··· DATA EXTRACT
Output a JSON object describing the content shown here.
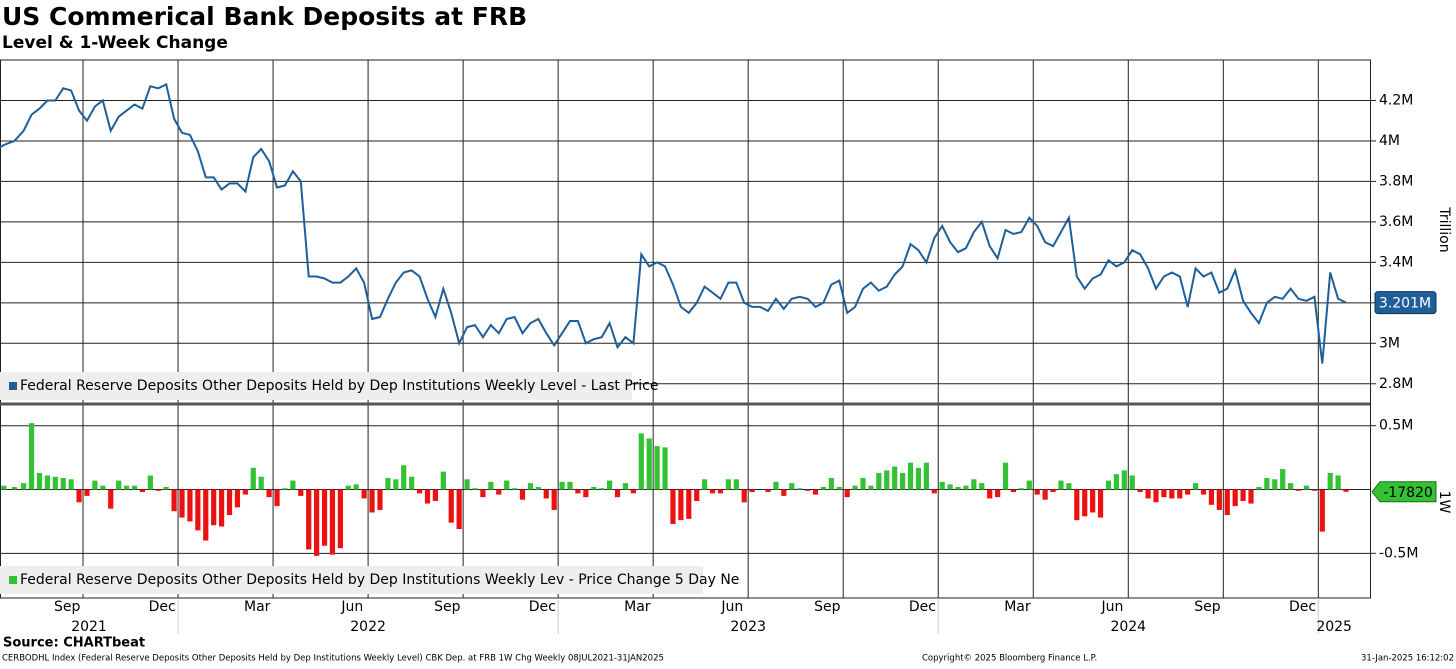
{
  "chart_data": {
    "type": "line",
    "title": "US Commerical Bank Deposits at FRB",
    "subtitle": "Level & 1-Week Change",
    "ylabel": "Trillion",
    "y2label": "1W",
    "source": "Source: CHARTbeat",
    "footer": "CERBODHL Index (Federal Reserve Deposits Other Deposits Held by Dep Institutions Weekly Level) CBK Dep. at FRB 1W Chg  Weekly 08JUL2021-31JAN2025",
    "copyright": "Copyright© 2025 Bloomberg Finance L.P.",
    "timestamp": "31-Jan-2025 16:12:02",
    "xlim": [
      "2021-07",
      "2025-01"
    ],
    "xticks": [
      {
        "value": "2021-09",
        "label": "Sep"
      },
      {
        "value": "2021-12",
        "label": "Dec"
      },
      {
        "value": "2022-03",
        "label": "Mar"
      },
      {
        "value": "2022-06",
        "label": "Jun"
      },
      {
        "value": "2022-09",
        "label": "Sep"
      },
      {
        "value": "2022-12",
        "label": "Dec"
      },
      {
        "value": "2023-03",
        "label": "Mar"
      },
      {
        "value": "2023-06",
        "label": "Jun"
      },
      {
        "value": "2023-09",
        "label": "Sep"
      },
      {
        "value": "2023-12",
        "label": "Dec"
      },
      {
        "value": "2024-03",
        "label": "Mar"
      },
      {
        "value": "2024-06",
        "label": "Jun"
      },
      {
        "value": "2024-09",
        "label": "Sep"
      },
      {
        "value": "2024-12",
        "label": "Dec"
      }
    ],
    "years": [
      2021,
      2022,
      2023,
      2024,
      2025
    ],
    "ylim": [
      2.7,
      4.4
    ],
    "yticks": [
      {
        "value": 2.8,
        "label": "2.8M"
      },
      {
        "value": 3,
        "label": "3M"
      },
      {
        "value": 3.2,
        "label": "3.2M"
      },
      {
        "value": 3.4,
        "label": "3.4M"
      },
      {
        "value": 3.6,
        "label": "3.6M"
      },
      {
        "value": 3.8,
        "label": "3.8M"
      },
      {
        "value": 4,
        "label": "4M"
      },
      {
        "value": 4.2,
        "label": "4.2M"
      }
    ],
    "y2lim": [
      -0.85,
      0.67
    ],
    "y2ticks": [
      {
        "value": -0.5,
        "label": "-0.5M"
      },
      {
        "value": 0.5,
        "label": "0.5M"
      }
    ],
    "grid": true,
    "x": [
      "2021-07",
      "2021-07",
      "2021-07",
      "2021-08",
      "2021-08",
      "2021-08",
      "2021-08",
      "2021-09",
      "2021-09",
      "2021-09",
      "2021-09",
      "2021-10",
      "2021-10",
      "2021-10",
      "2021-10",
      "2021-11",
      "2021-11",
      "2021-11",
      "2021-11",
      "2021-12",
      "2021-12",
      "2021-12",
      "2021-12",
      "2022-01",
      "2022-01",
      "2022-01",
      "2022-01",
      "2022-02",
      "2022-02",
      "2022-02",
      "2022-02",
      "2022-03",
      "2022-03",
      "2022-03",
      "2022-03",
      "2022-04",
      "2022-04",
      "2022-04",
      "2022-04",
      "2022-05",
      "2022-05",
      "2022-05",
      "2022-05",
      "2022-06",
      "2022-06",
      "2022-06",
      "2022-06",
      "2022-07",
      "2022-07",
      "2022-07",
      "2022-07",
      "2022-08",
      "2022-08",
      "2022-08",
      "2022-08",
      "2022-09",
      "2022-09",
      "2022-09",
      "2022-09",
      "2022-10",
      "2022-10",
      "2022-10",
      "2022-10",
      "2022-11",
      "2022-11",
      "2022-11",
      "2022-11",
      "2022-12",
      "2022-12",
      "2022-12",
      "2022-12",
      "2023-01",
      "2023-01",
      "2023-01",
      "2023-01",
      "2023-02",
      "2023-02",
      "2023-02",
      "2023-02",
      "2023-03",
      "2023-03",
      "2023-03",
      "2023-03",
      "2023-04",
      "2023-04",
      "2023-04",
      "2023-04",
      "2023-05",
      "2023-05",
      "2023-05",
      "2023-05",
      "2023-06",
      "2023-06",
      "2023-06",
      "2023-06",
      "2023-07",
      "2023-07",
      "2023-07",
      "2023-07",
      "2023-08",
      "2023-08",
      "2023-08",
      "2023-08",
      "2023-09",
      "2023-09",
      "2023-09",
      "2023-09",
      "2023-10",
      "2023-10",
      "2023-10",
      "2023-10",
      "2023-11",
      "2023-11",
      "2023-11",
      "2023-11",
      "2023-12",
      "2023-12",
      "2023-12",
      "2023-12",
      "2024-01",
      "2024-01",
      "2024-01",
      "2024-01",
      "2024-02",
      "2024-02",
      "2024-02",
      "2024-02",
      "2024-03",
      "2024-03",
      "2024-03",
      "2024-03",
      "2024-04",
      "2024-04",
      "2024-04",
      "2024-04",
      "2024-05",
      "2024-05",
      "2024-05",
      "2024-05",
      "2024-06",
      "2024-06",
      "2024-06",
      "2024-06",
      "2024-07",
      "2024-07",
      "2024-07",
      "2024-07",
      "2024-08",
      "2024-08",
      "2024-08",
      "2024-08",
      "2024-09",
      "2024-09",
      "2024-09",
      "2024-09",
      "2024-10",
      "2024-10",
      "2024-10",
      "2024-10",
      "2024-11",
      "2024-11",
      "2024-11",
      "2024-11",
      "2024-12",
      "2024-12",
      "2024-12",
      "2024-12",
      "2025-01",
      "2025-01",
      "2025-01",
      "2025-01"
    ],
    "series": [
      {
        "name": "Federal Reserve Deposits Other Deposits Held by Dep Institutions Weekly Level - Last Price",
        "type": "line",
        "axis": "y",
        "color": "#1f5f99",
        "last_value_label": "3.201M",
        "values": [
          3.95,
          3.98,
          4.0,
          4.05,
          4.13,
          4.16,
          4.2,
          4.2,
          4.26,
          4.25,
          4.15,
          4.1,
          4.17,
          4.2,
          4.05,
          4.12,
          4.15,
          4.18,
          4.16,
          4.27,
          4.26,
          4.28,
          4.11,
          4.04,
          4.03,
          3.95,
          3.82,
          3.82,
          3.76,
          3.79,
          3.79,
          3.75,
          3.92,
          3.96,
          3.9,
          3.77,
          3.78,
          3.85,
          3.8,
          3.33,
          3.33,
          3.32,
          3.3,
          3.3,
          3.33,
          3.37,
          3.3,
          3.12,
          3.13,
          3.22,
          3.3,
          3.35,
          3.36,
          3.33,
          3.22,
          3.13,
          3.27,
          3.15,
          3.0,
          3.08,
          3.09,
          3.03,
          3.09,
          3.05,
          3.12,
          3.13,
          3.05,
          3.1,
          3.12,
          3.05,
          2.99,
          3.05,
          3.11,
          3.11,
          3.0,
          3.02,
          3.03,
          3.1,
          2.98,
          3.03,
          3.0,
          3.44,
          3.38,
          3.4,
          3.38,
          3.29,
          3.18,
          3.15,
          3.2,
          3.28,
          3.25,
          3.22,
          3.3,
          3.3,
          3.2,
          3.18,
          3.18,
          3.16,
          3.22,
          3.17,
          3.22,
          3.23,
          3.22,
          3.18,
          3.2,
          3.29,
          3.31,
          3.15,
          3.18,
          3.27,
          3.3,
          3.26,
          3.28,
          3.34,
          3.38,
          3.49,
          3.46,
          3.4,
          3.52,
          3.58,
          3.5,
          3.45,
          3.47,
          3.55,
          3.6,
          3.48,
          3.42,
          3.56,
          3.54,
          3.55,
          3.62,
          3.58,
          3.5,
          3.48,
          3.55,
          3.62,
          3.33,
          3.27,
          3.32,
          3.34,
          3.41,
          3.38,
          3.4,
          3.46,
          3.44,
          3.37,
          3.27,
          3.33,
          3.35,
          3.33,
          3.18,
          3.37,
          3.33,
          3.35,
          3.25,
          3.27,
          3.36,
          3.21,
          3.15,
          3.1,
          3.2,
          3.23,
          3.22,
          3.27,
          3.22,
          3.21,
          3.23,
          2.9,
          3.35,
          3.22,
          3.201
        ]
      },
      {
        "name": "Federal Reserve Deposits Other Deposits Held by Dep Institutions Weekly Lev - Price Change 5 Day Ne",
        "type": "bar",
        "axis": "y2",
        "color": "#33c233",
        "negative_color": "#ee1111",
        "last_value_label": "-17820",
        "values": [
          0.02,
          0.03,
          0.02,
          0.05,
          0.52,
          0.13,
          0.11,
          0.1,
          0.09,
          0.08,
          -0.1,
          -0.05,
          0.07,
          0.03,
          -0.15,
          0.07,
          0.03,
          0.03,
          -0.02,
          0.11,
          -0.01,
          0.02,
          -0.17,
          -0.22,
          -0.25,
          -0.32,
          -0.4,
          -0.28,
          -0.29,
          -0.2,
          -0.14,
          -0.04,
          0.17,
          0.1,
          -0.06,
          -0.13,
          0.01,
          0.07,
          -0.05,
          -0.47,
          -0.52,
          -0.44,
          -0.51,
          -0.46,
          0.03,
          0.04,
          -0.07,
          -0.18,
          -0.16,
          0.09,
          0.08,
          0.19,
          0.1,
          -0.03,
          -0.11,
          -0.09,
          0.14,
          -0.26,
          -0.31,
          0.08,
          0.01,
          -0.06,
          0.06,
          -0.04,
          0.07,
          0.01,
          -0.08,
          0.05,
          0.02,
          -0.07,
          -0.16,
          0.06,
          0.06,
          -0.03,
          -0.06,
          0.02,
          0.01,
          0.07,
          -0.06,
          0.05,
          -0.03,
          0.44,
          0.4,
          0.34,
          0.33,
          -0.27,
          -0.24,
          -0.23,
          -0.09,
          0.08,
          -0.03,
          -0.03,
          0.08,
          0.08,
          -0.1,
          -0.02,
          0.0,
          -0.02,
          0.06,
          -0.05,
          0.05,
          0.01,
          -0.01,
          -0.04,
          0.02,
          0.09,
          0.02,
          -0.06,
          0.03,
          0.09,
          0.03,
          0.13,
          0.15,
          0.18,
          0.13,
          0.21,
          0.17,
          0.21,
          -0.03,
          0.06,
          0.04,
          0.02,
          0.03,
          0.08,
          0.05,
          -0.07,
          -0.06,
          0.21,
          -0.02,
          0.01,
          0.07,
          -0.04,
          -0.08,
          -0.02,
          0.07,
          0.05,
          -0.24,
          -0.21,
          -0.18,
          -0.22,
          0.07,
          0.12,
          0.15,
          0.11,
          -0.02,
          -0.07,
          -0.1,
          -0.06,
          -0.07,
          -0.07,
          -0.04,
          0.05,
          -0.04,
          -0.12,
          -0.16,
          -0.2,
          -0.13,
          -0.09,
          -0.11,
          0.02,
          0.09,
          0.08,
          0.16,
          0.05,
          -0.01,
          0.03,
          -0.01,
          -0.33,
          0.13,
          0.11,
          -0.01782
        ]
      }
    ]
  }
}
······
▶ WHAT YOU NEED TO DO:
Check each line of the data above for the word "Level" and say how many lines have it. Give the number alone.

▶ RESPONSE:
3